# WRITTEN PROBLEM:
Extract every record, keeping each one exactly as it is.

** start of SUPPLIED ENTRIES **

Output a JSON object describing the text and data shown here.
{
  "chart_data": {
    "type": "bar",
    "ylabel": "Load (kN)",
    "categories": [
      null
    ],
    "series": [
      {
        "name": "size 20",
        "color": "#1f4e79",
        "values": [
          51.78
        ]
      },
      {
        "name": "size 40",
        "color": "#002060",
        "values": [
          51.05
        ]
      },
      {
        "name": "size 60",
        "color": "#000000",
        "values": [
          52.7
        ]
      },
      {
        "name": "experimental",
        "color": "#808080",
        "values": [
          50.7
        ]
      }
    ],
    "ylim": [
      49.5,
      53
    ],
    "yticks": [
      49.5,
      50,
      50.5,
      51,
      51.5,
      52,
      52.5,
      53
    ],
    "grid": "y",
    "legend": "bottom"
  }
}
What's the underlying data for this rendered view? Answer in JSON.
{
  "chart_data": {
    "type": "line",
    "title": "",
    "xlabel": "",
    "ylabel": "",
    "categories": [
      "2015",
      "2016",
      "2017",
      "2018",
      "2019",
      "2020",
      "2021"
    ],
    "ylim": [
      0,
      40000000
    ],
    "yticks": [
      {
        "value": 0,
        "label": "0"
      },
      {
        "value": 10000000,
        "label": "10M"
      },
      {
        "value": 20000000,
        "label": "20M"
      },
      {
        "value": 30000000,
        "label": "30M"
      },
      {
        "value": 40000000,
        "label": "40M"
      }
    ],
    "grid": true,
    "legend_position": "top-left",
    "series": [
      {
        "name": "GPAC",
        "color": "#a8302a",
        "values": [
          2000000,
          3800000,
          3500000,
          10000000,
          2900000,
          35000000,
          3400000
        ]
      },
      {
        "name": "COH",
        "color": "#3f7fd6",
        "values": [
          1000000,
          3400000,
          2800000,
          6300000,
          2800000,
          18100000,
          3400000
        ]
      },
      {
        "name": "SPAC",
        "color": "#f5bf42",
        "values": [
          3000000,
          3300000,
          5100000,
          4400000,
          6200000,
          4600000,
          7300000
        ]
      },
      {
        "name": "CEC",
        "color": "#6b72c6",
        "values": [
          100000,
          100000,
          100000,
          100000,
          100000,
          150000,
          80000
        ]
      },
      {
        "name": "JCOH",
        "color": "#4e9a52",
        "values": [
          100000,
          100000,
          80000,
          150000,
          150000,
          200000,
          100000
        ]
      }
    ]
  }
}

** end of SUPPLIED ENTRIES **

# FULL RESPONSE:
Output a JSON object describing the text and data shown here.
{
  "chart_data": {
    "type": "bar",
    "ylabel": "Load (kN)",
    "categories": [
      null
    ],
    "series": [
      {
        "name": "size 20",
        "color": "#1f4e79",
        "values": [
          51.78
        ]
      },
      {
        "name": "size 40",
        "color": "#002060",
        "values": [
          51.05
        ]
      },
      {
        "name": "size 60",
        "color": "#000000",
        "values": [
          52.7
        ]
      },
      {
        "name": "experimental",
        "color": "#808080",
        "values": [
          50.7
        ]
      }
    ],
    "ylim": [
      49.5,
      53
    ],
    "yticks": [
      49.5,
      50,
      50.5,
      51,
      51.5,
      52,
      52.5,
      53
    ],
    "grid": "y",
    "legend": "bottom"
  }
}
What's the underlying data for this rendered view? Answer in JSON.
{
  "chart_data": {
    "type": "line",
    "title": "",
    "xlabel": "",
    "ylabel": "",
    "categories": [
      "2015",
      "2016",
      "2017",
      "2018",
      "2019",
      "2020",
      "2021"
    ],
    "ylim": [
      0,
      40000000
    ],
    "yticks": [
      {
        "value": 0,
        "label": "0"
      },
      {
        "value": 10000000,
        "label": "10M"
      },
      {
        "value": 20000000,
        "label": "20M"
      },
      {
        "value": 30000000,
        "label": "30M"
      },
      {
        "value": 40000000,
        "label": "40M"
      }
    ],
    "grid": true,
    "legend_position": "top-left",
    "series": [
      {
        "name": "GPAC",
        "color": "#a8302a",
        "values": [
          2000000,
          3800000,
          3500000,
          10000000,
          2900000,
          35000000,
          3400000
        ]
      },
      {
        "name": "COH",
        "color": "#3f7fd6",
        "values": [
          1000000,
          3400000,
          2800000,
          6300000,
          2800000,
          18100000,
          3400000
        ]
      },
      {
        "name": "SPAC",
        "color": "#f5bf42",
        "values": [
          3000000,
          3300000,
          5100000,
          4400000,
          6200000,
          4600000,
          7300000
        ]
      },
      {
        "name": "CEC",
        "color": "#6b72c6",
        "values": [
          100000,
          100000,
          100000,
          100000,
          100000,
          150000,
          80000
        ]
      },
      {
        "name": "JCOH",
        "color": "#4e9a52",
        "values": [
          100000,
          100000,
          80000,
          150000,
          150000,
          200000,
          100000
        ]
      }
    ]
  }
}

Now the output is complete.